(Dataset entries)
________

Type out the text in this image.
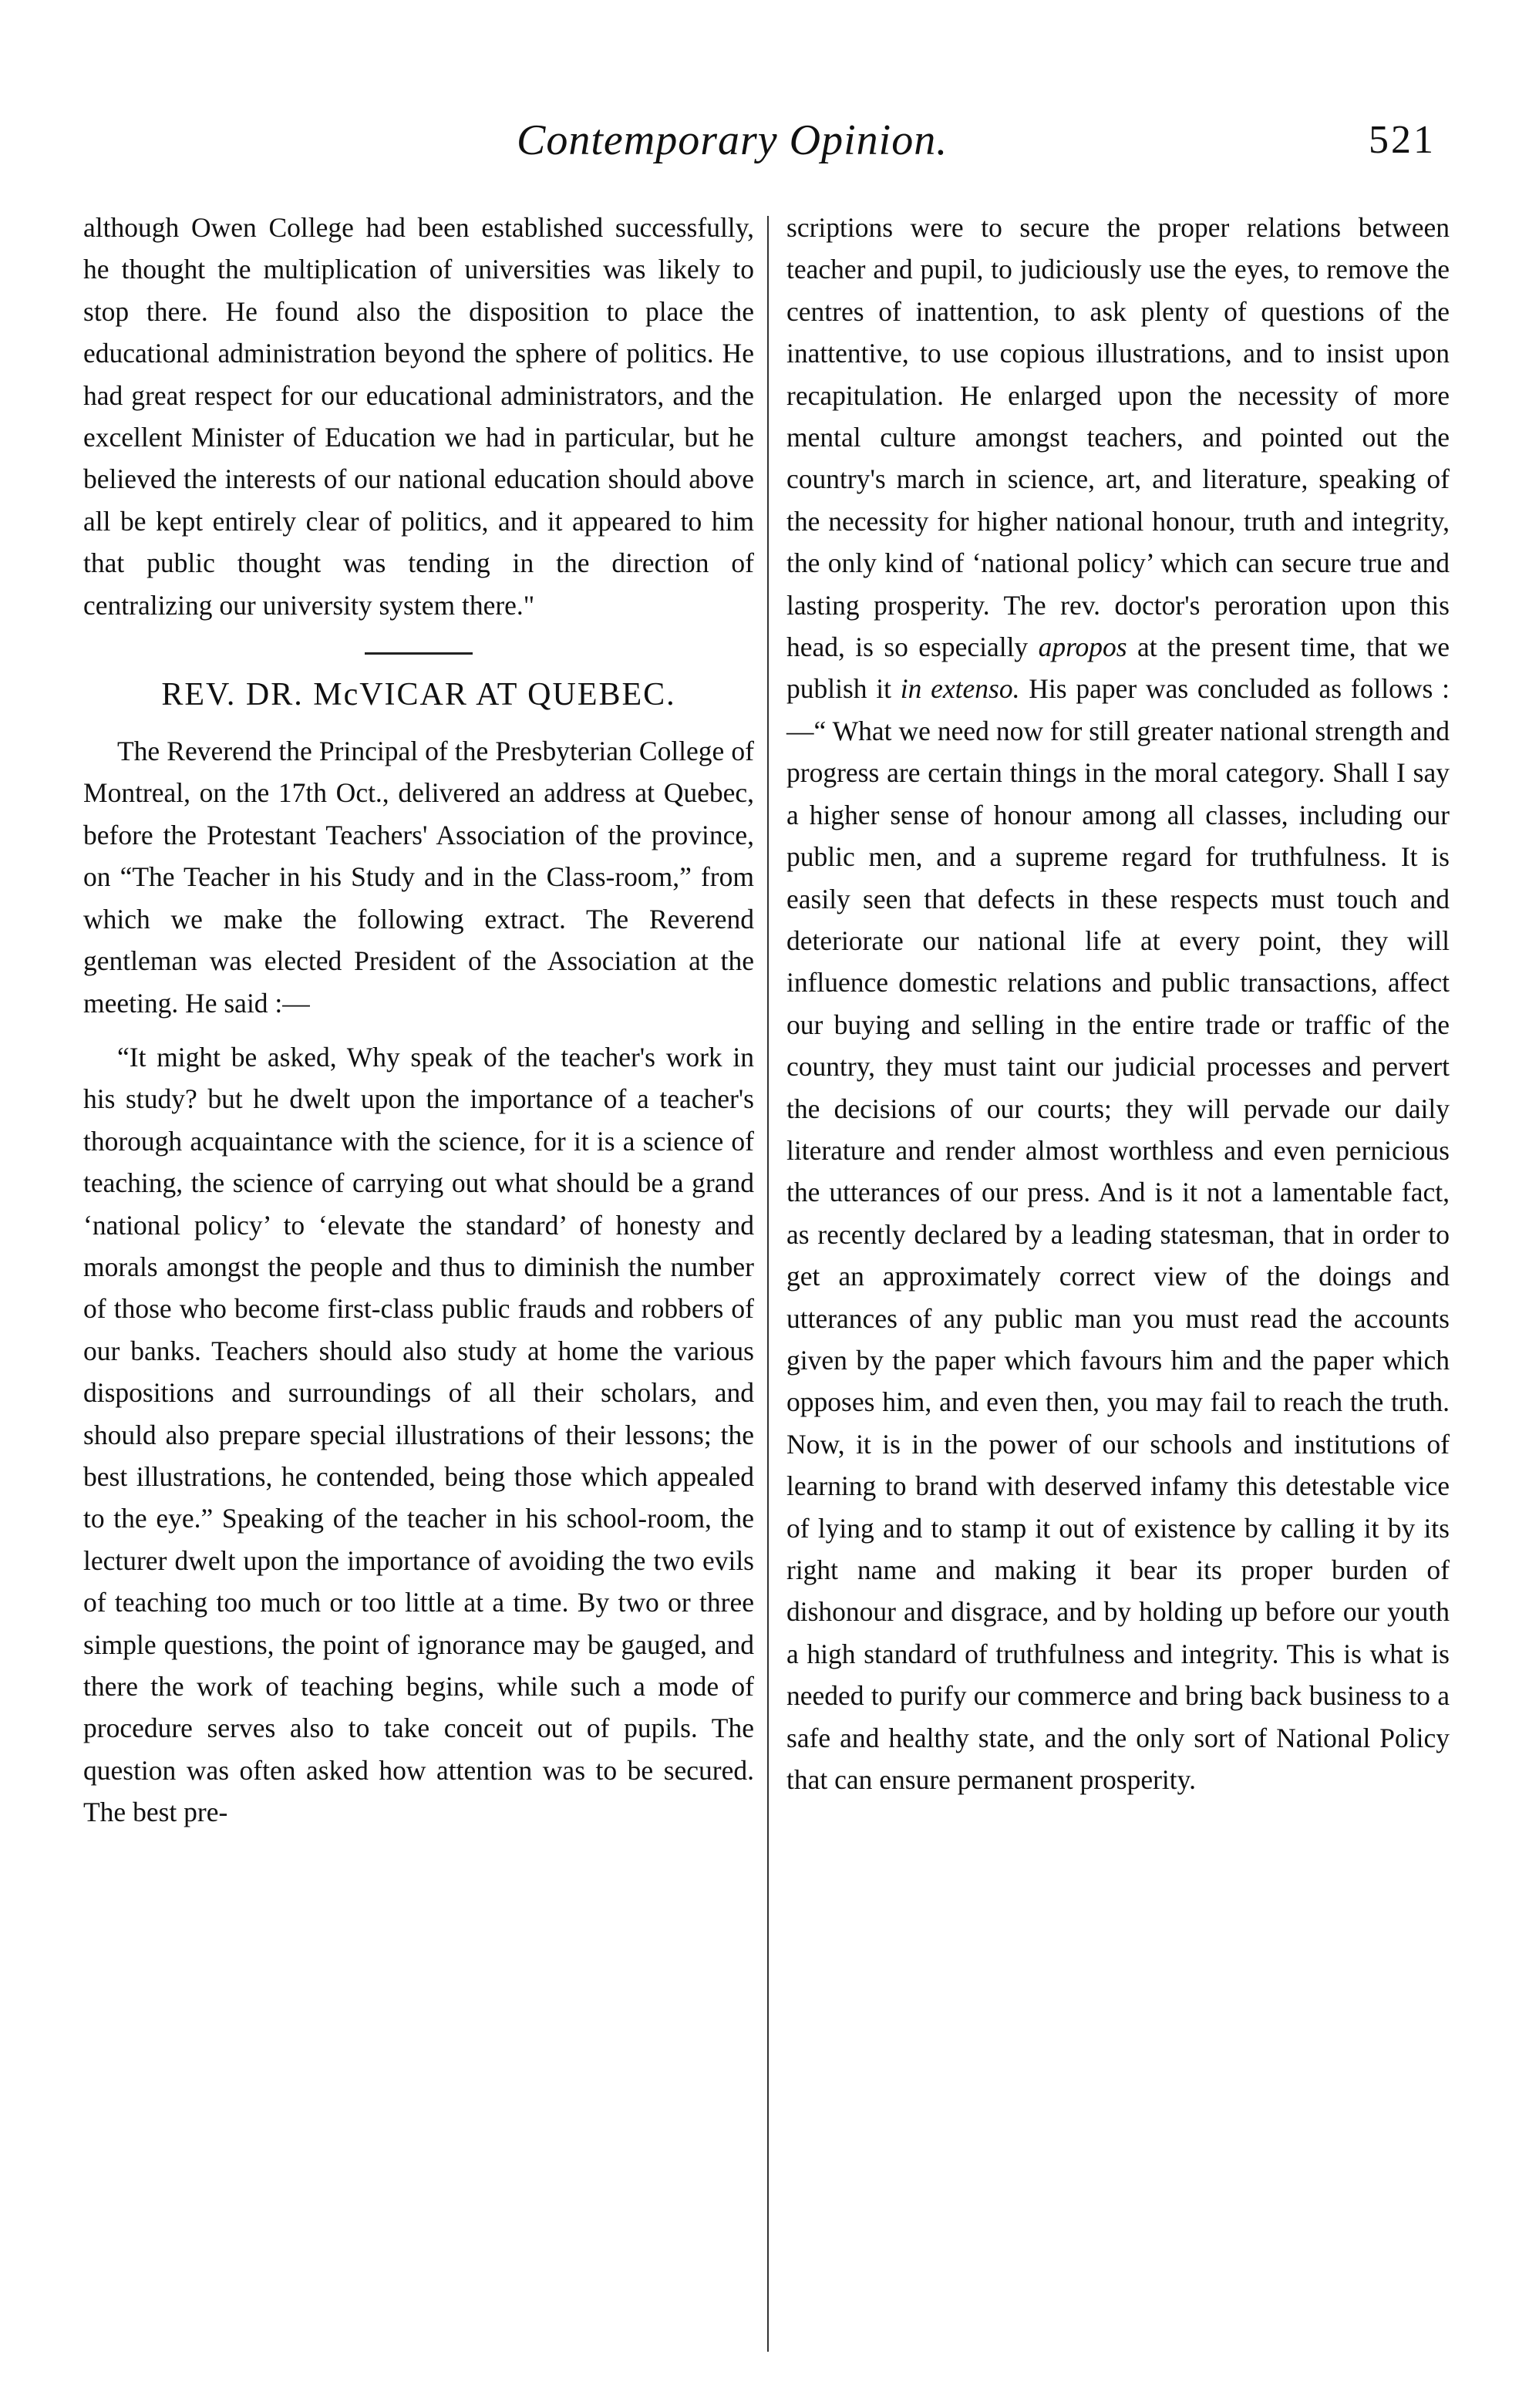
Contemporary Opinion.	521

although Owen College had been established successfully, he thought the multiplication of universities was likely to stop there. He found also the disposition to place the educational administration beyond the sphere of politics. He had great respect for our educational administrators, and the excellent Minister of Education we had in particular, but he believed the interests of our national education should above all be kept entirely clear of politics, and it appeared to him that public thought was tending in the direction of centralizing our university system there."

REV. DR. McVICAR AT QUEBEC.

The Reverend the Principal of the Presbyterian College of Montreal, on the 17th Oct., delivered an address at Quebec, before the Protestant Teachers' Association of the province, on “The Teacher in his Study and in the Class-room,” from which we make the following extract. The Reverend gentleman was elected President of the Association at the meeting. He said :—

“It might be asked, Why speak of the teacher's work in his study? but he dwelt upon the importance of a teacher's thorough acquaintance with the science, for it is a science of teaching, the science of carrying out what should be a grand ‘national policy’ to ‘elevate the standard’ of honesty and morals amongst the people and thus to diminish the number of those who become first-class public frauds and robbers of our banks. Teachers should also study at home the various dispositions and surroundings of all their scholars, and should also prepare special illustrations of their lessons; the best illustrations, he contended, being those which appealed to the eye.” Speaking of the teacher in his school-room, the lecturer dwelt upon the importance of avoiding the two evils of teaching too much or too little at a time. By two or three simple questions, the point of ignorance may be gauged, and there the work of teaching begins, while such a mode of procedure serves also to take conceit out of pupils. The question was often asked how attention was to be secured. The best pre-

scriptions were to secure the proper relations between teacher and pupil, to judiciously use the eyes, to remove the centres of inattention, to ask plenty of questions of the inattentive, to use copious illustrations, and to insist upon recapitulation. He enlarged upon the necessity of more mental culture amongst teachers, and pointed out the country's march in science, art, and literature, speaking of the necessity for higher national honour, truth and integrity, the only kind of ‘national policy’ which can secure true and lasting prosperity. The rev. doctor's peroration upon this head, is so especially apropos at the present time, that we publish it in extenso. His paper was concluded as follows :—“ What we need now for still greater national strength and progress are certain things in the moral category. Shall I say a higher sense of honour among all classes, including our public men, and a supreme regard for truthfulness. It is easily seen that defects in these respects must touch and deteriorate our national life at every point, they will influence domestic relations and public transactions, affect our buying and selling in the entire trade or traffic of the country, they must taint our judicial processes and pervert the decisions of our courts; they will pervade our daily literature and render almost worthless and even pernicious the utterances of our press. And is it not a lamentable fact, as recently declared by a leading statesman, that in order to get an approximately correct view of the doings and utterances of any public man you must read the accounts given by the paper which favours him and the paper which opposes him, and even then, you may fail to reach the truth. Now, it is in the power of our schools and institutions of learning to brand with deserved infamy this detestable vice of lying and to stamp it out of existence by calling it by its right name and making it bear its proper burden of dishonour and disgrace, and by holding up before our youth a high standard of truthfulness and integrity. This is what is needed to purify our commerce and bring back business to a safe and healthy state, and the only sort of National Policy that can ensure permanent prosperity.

________

SET TASK: Restate the data above word for word. Do not include the images.

EXERCISE RESULT:
Type out the text in this image.
Contemporary Opinion.	521

although Owen College had been established successfully, he thought the multiplication of universities was likely to stop there. He found also the disposition to place the educational administration beyond the sphere of politics. He had great respect for our educational administrators, and the excellent Minister of Education we had in particular, but he believed the interests of our national education should above all be kept entirely clear of politics, and it appeared to him that public thought was tending in the direction of centralizing our university system there."

REV. DR. McVICAR AT QUEBEC.

The Reverend the Principal of the Presbyterian College of Montreal, on the 17th Oct., delivered an address at Quebec, before the Protestant Teachers' Association of the province, on “The Teacher in his Study and in the Class-room,” from which we make the following extract. The Reverend gentleman was elected President of the Association at the meeting. He said :—

“It might be asked, Why speak of the teacher's work in his study? but he dwelt upon the importance of a teacher's thorough acquaintance with the science, for it is a science of teaching, the science of carrying out what should be a grand ‘national policy’ to ‘elevate the standard’ of honesty and morals amongst the people and thus to diminish the number of those who become first-class public frauds and robbers of our banks. Teachers should also study at home the various dispositions and surroundings of all their scholars, and should also prepare special illustrations of their lessons; the best illustrations, he contended, being those which appealed to the eye.” Speaking of the teacher in his school-room, the lecturer dwelt upon the importance of avoiding the two evils of teaching too much or too little at a time. By two or three simple questions, the point of ignorance may be gauged, and there the work of teaching begins, while such a mode of procedure serves also to take conceit out of pupils. The question was often asked how attention was to be secured. The best pre-

scriptions were to secure the proper relations between teacher and pupil, to judiciously use the eyes, to remove the centres of inattention, to ask plenty of questions of the inattentive, to use copious illustrations, and to insist upon recapitulation. He enlarged upon the necessity of more mental culture amongst teachers, and pointed out the country's march in science, art, and literature, speaking of the necessity for higher national honour, truth and integrity, the only kind of ‘national policy’ which can secure true and lasting prosperity. The rev. doctor's peroration upon this head, is so especially apropos at the present time, that we publish it in extenso. His paper was concluded as follows :—“ What we need now for still greater national strength and progress are certain things in the moral category. Shall I say a higher sense of honour among all classes, including our public men, and a supreme regard for truthfulness. It is easily seen that defects in these respects must touch and deteriorate our national life at every point, they will influence domestic relations and public transactions, affect our buying and selling in the entire trade or traffic of the country, they must taint our judicial processes and pervert the decisions of our courts; they will pervade our daily literature and render almost worthless and even pernicious the utterances of our press. And is it not a lamentable fact, as recently declared by a leading statesman, that in order to get an approximately correct view of the doings and utterances of any public man you must read the accounts given by the paper which favours him and the paper which opposes him, and even then, you may fail to reach the truth. Now, it is in the power of our schools and institutions of learning to brand with deserved infamy this detestable vice of lying and to stamp it out of existence by calling it by its right name and making it bear its proper burden of dishonour and disgrace, and by holding up before our youth a high standard of truthfulness and integrity. This is what is needed to purify our commerce and bring back business to a safe and healthy state, and the only sort of National Policy that can ensure permanent prosperity.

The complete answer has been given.